§ **WORK TO BE COMPLETED**
Among the entries that follow, tally the lines with the string "Allow". Give no more than the number.

========================

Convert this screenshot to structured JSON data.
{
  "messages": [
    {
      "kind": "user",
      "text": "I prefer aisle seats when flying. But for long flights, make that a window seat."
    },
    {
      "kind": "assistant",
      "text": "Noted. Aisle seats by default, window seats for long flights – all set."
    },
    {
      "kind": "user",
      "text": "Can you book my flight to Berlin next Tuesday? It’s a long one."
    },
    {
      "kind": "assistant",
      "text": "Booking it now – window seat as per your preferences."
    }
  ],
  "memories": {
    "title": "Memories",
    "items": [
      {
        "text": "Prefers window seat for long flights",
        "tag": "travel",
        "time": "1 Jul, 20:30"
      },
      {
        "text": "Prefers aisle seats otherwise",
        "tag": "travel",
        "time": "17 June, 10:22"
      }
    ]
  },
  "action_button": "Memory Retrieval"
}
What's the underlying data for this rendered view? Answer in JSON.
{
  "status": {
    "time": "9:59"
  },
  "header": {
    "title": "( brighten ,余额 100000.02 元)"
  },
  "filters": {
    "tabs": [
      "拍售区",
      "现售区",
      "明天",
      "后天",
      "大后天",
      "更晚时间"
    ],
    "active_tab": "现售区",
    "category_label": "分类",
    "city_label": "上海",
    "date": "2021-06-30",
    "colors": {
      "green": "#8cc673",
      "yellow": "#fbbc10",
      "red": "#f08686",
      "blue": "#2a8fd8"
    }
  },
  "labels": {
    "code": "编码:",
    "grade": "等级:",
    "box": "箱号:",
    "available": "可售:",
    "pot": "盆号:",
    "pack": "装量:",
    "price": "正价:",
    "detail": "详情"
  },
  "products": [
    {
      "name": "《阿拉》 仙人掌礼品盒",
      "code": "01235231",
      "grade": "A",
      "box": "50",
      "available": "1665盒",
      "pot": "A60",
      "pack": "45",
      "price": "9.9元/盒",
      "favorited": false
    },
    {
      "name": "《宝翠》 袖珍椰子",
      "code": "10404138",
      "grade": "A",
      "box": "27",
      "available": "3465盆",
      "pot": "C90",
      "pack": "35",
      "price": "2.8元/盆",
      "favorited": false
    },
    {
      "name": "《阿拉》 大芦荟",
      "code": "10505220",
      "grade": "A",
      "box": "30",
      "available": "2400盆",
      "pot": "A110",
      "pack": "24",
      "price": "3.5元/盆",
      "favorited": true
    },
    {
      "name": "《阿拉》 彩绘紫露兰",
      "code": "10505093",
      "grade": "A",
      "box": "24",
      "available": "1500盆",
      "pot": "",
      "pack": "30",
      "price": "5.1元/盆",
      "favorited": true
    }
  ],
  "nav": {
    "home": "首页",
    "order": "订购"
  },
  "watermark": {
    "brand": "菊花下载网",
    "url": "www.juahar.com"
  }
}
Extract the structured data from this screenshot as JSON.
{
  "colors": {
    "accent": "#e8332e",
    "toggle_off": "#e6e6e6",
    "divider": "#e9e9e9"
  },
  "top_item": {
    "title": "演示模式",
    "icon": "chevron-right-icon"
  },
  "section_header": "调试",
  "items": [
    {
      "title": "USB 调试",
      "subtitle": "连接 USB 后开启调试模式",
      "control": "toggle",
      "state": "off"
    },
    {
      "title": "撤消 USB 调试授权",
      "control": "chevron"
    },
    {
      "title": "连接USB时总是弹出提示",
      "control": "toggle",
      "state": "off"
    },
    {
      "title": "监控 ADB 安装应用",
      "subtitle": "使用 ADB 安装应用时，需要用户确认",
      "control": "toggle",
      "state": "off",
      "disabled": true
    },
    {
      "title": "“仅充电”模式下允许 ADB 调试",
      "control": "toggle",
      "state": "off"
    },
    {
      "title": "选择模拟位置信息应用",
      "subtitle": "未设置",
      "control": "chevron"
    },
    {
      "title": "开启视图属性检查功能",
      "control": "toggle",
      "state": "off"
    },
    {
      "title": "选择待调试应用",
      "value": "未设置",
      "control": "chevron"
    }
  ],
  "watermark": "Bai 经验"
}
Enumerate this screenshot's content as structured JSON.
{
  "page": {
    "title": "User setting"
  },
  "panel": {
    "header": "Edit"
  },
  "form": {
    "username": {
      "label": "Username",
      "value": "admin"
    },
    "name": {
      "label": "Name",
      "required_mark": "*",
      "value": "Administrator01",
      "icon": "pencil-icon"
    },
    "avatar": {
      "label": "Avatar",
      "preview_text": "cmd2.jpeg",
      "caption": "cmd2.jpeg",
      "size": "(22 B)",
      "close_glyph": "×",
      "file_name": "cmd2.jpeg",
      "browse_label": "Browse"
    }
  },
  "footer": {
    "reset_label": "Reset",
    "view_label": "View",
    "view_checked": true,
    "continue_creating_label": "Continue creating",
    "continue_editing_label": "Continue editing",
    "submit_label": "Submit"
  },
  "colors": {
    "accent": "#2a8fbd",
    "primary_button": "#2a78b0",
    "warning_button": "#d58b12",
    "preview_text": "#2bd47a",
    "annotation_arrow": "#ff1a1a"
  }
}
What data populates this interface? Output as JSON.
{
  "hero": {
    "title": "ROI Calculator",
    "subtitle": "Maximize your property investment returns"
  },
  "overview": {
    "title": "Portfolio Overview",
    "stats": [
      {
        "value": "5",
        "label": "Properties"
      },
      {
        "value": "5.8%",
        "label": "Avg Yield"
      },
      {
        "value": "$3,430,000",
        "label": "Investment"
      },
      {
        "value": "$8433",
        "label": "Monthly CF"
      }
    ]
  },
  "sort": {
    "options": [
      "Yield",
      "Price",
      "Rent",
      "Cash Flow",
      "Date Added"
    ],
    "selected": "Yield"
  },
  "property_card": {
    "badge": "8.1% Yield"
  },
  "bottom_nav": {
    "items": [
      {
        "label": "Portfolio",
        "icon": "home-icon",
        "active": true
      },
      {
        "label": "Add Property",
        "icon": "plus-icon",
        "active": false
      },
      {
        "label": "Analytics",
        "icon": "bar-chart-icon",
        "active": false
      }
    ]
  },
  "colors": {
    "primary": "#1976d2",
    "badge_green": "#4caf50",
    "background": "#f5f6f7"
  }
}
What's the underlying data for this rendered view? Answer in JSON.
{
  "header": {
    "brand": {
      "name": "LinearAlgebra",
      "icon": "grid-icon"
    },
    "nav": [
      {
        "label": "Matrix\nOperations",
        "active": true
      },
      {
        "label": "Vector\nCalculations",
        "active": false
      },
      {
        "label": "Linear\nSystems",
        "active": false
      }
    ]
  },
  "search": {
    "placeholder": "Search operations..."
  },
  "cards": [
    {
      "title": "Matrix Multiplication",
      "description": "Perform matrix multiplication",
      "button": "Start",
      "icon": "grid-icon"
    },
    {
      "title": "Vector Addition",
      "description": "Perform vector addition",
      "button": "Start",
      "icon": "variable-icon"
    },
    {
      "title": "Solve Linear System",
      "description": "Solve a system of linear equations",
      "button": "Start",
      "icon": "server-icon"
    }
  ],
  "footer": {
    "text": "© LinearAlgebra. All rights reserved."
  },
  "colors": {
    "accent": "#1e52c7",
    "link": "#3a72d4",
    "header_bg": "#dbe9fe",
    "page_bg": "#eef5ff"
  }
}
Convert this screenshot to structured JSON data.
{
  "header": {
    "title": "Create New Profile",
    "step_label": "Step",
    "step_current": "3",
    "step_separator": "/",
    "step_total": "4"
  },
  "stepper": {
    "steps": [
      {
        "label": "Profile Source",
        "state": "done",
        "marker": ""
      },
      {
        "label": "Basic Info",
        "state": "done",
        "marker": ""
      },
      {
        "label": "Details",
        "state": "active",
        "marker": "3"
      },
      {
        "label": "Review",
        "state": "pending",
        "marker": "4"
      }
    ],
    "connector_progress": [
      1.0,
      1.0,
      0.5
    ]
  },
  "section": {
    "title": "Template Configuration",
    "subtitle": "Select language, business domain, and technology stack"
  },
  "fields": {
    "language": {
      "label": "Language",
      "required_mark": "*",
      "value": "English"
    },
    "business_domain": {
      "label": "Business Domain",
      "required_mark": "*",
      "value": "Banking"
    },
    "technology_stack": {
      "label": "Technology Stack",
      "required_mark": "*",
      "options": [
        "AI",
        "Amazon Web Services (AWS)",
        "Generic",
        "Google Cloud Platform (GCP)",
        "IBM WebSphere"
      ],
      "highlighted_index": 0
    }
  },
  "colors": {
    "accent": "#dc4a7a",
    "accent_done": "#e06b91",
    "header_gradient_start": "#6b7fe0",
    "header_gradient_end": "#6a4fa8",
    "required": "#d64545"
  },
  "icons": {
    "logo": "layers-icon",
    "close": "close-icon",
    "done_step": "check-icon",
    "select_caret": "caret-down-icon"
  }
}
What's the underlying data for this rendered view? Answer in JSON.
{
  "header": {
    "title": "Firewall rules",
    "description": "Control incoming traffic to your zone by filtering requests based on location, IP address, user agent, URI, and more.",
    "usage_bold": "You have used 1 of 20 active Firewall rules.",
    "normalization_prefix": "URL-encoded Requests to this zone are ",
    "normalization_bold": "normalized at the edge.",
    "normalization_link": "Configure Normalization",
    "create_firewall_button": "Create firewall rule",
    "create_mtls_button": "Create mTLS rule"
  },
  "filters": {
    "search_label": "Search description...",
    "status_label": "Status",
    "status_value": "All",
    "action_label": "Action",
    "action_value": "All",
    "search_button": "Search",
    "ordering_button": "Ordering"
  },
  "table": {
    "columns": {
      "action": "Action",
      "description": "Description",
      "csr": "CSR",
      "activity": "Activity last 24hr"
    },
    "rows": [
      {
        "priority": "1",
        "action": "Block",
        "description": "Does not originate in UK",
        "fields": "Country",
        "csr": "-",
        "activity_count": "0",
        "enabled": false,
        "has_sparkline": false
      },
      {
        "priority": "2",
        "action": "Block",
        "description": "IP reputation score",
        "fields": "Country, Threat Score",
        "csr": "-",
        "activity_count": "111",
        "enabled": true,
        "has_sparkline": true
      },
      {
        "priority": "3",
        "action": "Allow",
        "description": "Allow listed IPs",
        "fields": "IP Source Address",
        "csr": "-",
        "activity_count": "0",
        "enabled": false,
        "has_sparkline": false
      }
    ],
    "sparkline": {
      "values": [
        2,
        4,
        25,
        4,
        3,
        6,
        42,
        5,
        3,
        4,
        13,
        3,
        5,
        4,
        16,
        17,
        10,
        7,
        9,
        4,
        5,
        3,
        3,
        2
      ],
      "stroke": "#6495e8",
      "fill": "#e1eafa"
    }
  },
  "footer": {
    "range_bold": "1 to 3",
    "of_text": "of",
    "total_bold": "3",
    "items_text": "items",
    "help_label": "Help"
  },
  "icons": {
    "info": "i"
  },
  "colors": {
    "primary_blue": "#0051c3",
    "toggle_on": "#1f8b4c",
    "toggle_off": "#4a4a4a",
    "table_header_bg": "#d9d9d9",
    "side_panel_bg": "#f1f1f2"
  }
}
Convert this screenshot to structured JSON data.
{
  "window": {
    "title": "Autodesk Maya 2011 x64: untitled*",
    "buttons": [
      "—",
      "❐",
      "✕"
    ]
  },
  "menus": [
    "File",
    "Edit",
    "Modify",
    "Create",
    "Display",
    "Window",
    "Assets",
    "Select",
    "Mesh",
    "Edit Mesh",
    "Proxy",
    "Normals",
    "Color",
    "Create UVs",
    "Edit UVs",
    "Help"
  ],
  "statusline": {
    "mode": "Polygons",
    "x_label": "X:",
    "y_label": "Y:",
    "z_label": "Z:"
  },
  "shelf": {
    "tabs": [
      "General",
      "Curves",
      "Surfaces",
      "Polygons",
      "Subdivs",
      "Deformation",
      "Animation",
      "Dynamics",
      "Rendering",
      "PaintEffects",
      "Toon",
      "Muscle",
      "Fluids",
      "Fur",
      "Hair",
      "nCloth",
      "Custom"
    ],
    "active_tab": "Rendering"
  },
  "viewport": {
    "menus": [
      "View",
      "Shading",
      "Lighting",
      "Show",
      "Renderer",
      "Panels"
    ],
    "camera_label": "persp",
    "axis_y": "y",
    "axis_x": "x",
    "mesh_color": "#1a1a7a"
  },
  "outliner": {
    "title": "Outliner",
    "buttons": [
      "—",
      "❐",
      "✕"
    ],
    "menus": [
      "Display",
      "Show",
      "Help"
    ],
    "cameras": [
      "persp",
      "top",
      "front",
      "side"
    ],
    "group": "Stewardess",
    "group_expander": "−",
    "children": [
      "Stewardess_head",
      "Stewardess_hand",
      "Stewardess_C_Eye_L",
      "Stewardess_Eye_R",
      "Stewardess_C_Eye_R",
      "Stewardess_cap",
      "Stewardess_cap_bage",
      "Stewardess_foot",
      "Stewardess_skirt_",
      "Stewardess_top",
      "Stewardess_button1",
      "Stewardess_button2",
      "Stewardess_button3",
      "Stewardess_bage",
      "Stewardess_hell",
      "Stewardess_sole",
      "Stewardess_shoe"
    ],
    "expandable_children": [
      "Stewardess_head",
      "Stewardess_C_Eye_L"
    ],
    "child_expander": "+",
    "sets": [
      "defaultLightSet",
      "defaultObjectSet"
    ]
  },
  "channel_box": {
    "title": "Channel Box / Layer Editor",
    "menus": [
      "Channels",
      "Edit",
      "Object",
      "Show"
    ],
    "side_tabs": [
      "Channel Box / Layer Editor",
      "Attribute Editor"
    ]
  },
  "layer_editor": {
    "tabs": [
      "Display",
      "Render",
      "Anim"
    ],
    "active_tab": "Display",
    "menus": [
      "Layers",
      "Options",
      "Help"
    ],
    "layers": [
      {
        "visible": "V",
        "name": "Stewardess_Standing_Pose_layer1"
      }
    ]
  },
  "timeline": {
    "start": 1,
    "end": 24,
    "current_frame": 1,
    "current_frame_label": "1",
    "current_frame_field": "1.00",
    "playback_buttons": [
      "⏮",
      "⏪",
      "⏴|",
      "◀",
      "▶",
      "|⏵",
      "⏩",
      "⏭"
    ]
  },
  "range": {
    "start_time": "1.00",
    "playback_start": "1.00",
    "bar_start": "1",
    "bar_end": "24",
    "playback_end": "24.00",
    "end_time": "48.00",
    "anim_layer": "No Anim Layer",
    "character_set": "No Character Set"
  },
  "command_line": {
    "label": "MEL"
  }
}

========================

§ **FINAL ANSWER**
2